→ INPUT FOR THIS TASK:
--- --- ---

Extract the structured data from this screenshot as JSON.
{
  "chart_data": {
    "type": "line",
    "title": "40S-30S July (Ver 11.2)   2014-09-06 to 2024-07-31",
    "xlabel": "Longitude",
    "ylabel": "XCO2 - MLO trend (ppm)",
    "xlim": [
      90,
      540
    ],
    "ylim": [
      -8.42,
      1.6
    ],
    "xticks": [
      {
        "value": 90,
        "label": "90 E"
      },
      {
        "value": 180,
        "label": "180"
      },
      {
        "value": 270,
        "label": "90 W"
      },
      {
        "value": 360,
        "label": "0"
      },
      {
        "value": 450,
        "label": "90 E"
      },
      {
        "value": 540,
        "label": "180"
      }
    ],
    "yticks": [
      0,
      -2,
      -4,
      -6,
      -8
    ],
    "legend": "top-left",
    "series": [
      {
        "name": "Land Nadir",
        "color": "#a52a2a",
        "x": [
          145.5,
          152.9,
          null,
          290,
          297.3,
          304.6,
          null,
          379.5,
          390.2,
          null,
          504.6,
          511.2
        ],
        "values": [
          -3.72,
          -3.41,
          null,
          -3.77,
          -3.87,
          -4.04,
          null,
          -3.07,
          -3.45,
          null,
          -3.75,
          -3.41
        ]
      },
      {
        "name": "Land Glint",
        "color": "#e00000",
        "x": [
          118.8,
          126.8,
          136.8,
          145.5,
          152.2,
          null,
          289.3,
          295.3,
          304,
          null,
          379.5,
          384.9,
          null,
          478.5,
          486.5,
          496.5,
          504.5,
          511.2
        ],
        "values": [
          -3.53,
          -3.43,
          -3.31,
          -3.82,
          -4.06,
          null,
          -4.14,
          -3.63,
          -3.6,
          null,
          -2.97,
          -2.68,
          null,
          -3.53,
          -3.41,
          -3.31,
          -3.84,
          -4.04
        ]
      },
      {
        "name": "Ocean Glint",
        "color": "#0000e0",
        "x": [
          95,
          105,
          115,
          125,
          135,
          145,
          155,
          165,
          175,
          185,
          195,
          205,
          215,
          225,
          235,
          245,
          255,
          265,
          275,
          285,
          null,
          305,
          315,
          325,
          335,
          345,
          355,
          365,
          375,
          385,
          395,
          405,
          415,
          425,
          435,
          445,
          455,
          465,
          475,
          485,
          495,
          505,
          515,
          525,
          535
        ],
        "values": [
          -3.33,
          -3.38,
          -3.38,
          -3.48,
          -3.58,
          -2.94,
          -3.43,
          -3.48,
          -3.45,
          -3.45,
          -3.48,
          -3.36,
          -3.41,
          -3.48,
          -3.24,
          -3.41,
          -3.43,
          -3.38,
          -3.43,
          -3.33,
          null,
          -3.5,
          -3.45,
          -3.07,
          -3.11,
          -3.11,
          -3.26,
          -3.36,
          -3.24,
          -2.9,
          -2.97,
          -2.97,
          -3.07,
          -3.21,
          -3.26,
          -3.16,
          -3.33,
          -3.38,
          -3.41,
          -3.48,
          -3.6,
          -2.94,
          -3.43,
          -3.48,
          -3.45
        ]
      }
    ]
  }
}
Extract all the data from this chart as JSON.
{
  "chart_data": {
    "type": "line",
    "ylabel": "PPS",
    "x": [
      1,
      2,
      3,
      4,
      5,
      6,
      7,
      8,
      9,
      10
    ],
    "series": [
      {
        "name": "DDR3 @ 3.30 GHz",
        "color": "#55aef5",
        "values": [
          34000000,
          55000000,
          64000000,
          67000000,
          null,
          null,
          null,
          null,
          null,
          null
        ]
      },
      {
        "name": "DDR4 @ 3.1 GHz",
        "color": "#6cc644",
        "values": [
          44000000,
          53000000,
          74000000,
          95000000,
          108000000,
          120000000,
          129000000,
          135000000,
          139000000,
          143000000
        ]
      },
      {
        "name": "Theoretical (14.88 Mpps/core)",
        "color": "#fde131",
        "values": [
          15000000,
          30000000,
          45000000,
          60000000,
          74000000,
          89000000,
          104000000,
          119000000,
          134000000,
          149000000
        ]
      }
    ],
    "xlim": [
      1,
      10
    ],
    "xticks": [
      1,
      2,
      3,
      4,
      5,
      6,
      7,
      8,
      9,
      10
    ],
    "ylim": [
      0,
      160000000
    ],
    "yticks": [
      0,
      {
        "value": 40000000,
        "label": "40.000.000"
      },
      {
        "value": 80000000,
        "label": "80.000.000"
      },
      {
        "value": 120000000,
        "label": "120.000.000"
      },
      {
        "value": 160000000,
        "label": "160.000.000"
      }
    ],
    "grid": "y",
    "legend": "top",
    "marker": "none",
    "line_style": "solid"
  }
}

--- --- ---

→ PROBLEM DETAILS: Return what is listed above, exactly and completely.

→ TASK OUTPUT:
Extract the structured data from this screenshot as JSON.
{
  "chart_data": {
    "type": "line",
    "title": "40S-30S July (Ver 11.2)   2014-09-06 to 2024-07-31",
    "xlabel": "Longitude",
    "ylabel": "XCO2 - MLO trend (ppm)",
    "xlim": [
      90,
      540
    ],
    "ylim": [
      -8.42,
      1.6
    ],
    "xticks": [
      {
        "value": 90,
        "label": "90 E"
      },
      {
        "value": 180,
        "label": "180"
      },
      {
        "value": 270,
        "label": "90 W"
      },
      {
        "value": 360,
        "label": "0"
      },
      {
        "value": 450,
        "label": "90 E"
      },
      {
        "value": 540,
        "label": "180"
      }
    ],
    "yticks": [
      0,
      -2,
      -4,
      -6,
      -8
    ],
    "legend": "top-left",
    "series": [
      {
        "name": "Land Nadir",
        "color": "#a52a2a",
        "x": [
          145.5,
          152.9,
          null,
          290,
          297.3,
          304.6,
          null,
          379.5,
          390.2,
          null,
          504.6,
          511.2
        ],
        "values": [
          -3.72,
          -3.41,
          null,
          -3.77,
          -3.87,
          -4.04,
          null,
          -3.07,
          -3.45,
          null,
          -3.75,
          -3.41
        ]
      },
      {
        "name": "Land Glint",
        "color": "#e00000",
        "x": [
          118.8,
          126.8,
          136.8,
          145.5,
          152.2,
          null,
          289.3,
          295.3,
          304,
          null,
          379.5,
          384.9,
          null,
          478.5,
          486.5,
          496.5,
          504.5,
          511.2
        ],
        "values": [
          -3.53,
          -3.43,
          -3.31,
          -3.82,
          -4.06,
          null,
          -4.14,
          -3.63,
          -3.6,
          null,
          -2.97,
          -2.68,
          null,
          -3.53,
          -3.41,
          -3.31,
          -3.84,
          -4.04
        ]
      },
      {
        "name": "Ocean Glint",
        "color": "#0000e0",
        "x": [
          95,
          105,
          115,
          125,
          135,
          145,
          155,
          165,
          175,
          185,
          195,
          205,
          215,
          225,
          235,
          245,
          255,
          265,
          275,
          285,
          null,
          305,
          315,
          325,
          335,
          345,
          355,
          365,
          375,
          385,
          395,
          405,
          415,
          425,
          435,
          445,
          455,
          465,
          475,
          485,
          495,
          505,
          515,
          525,
          535
        ],
        "values": [
          -3.33,
          -3.38,
          -3.38,
          -3.48,
          -3.58,
          -2.94,
          -3.43,
          -3.48,
          -3.45,
          -3.45,
          -3.48,
          -3.36,
          -3.41,
          -3.48,
          -3.24,
          -3.41,
          -3.43,
          -3.38,
          -3.43,
          -3.33,
          null,
          -3.5,
          -3.45,
          -3.07,
          -3.11,
          -3.11,
          -3.26,
          -3.36,
          -3.24,
          -2.9,
          -2.97,
          -2.97,
          -3.07,
          -3.21,
          -3.26,
          -3.16,
          -3.33,
          -3.38,
          -3.41,
          -3.48,
          -3.6,
          -2.94,
          -3.43,
          -3.48,
          -3.45
        ]
      }
    ]
  }
}
Extract all the data from this chart as JSON.
{
  "chart_data": {
    "type": "line",
    "ylabel": "PPS",
    "x": [
      1,
      2,
      3,
      4,
      5,
      6,
      7,
      8,
      9,
      10
    ],
    "series": [
      {
        "name": "DDR3 @ 3.30 GHz",
        "color": "#55aef5",
        "values": [
          34000000,
          55000000,
          64000000,
          67000000,
          null,
          null,
          null,
          null,
          null,
          null
        ]
      },
      {
        "name": "DDR4 @ 3.1 GHz",
        "color": "#6cc644",
        "values": [
          44000000,
          53000000,
          74000000,
          95000000,
          108000000,
          120000000,
          129000000,
          135000000,
          139000000,
          143000000
        ]
      },
      {
        "name": "Theoretical (14.88 Mpps/core)",
        "color": "#fde131",
        "values": [
          15000000,
          30000000,
          45000000,
          60000000,
          74000000,
          89000000,
          104000000,
          119000000,
          134000000,
          149000000
        ]
      }
    ],
    "xlim": [
      1,
      10
    ],
    "xticks": [
      1,
      2,
      3,
      4,
      5,
      6,
      7,
      8,
      9,
      10
    ],
    "ylim": [
      0,
      160000000
    ],
    "yticks": [
      0,
      {
        "value": 40000000,
        "label": "40.000.000"
      },
      {
        "value": 80000000,
        "label": "80.000.000"
      },
      {
        "value": 120000000,
        "label": "120.000.000"
      },
      {
        "value": 160000000,
        "label": "160.000.000"
      }
    ],
    "grid": "y",
    "legend": "top",
    "marker": "none",
    "line_style": "solid"
  }
}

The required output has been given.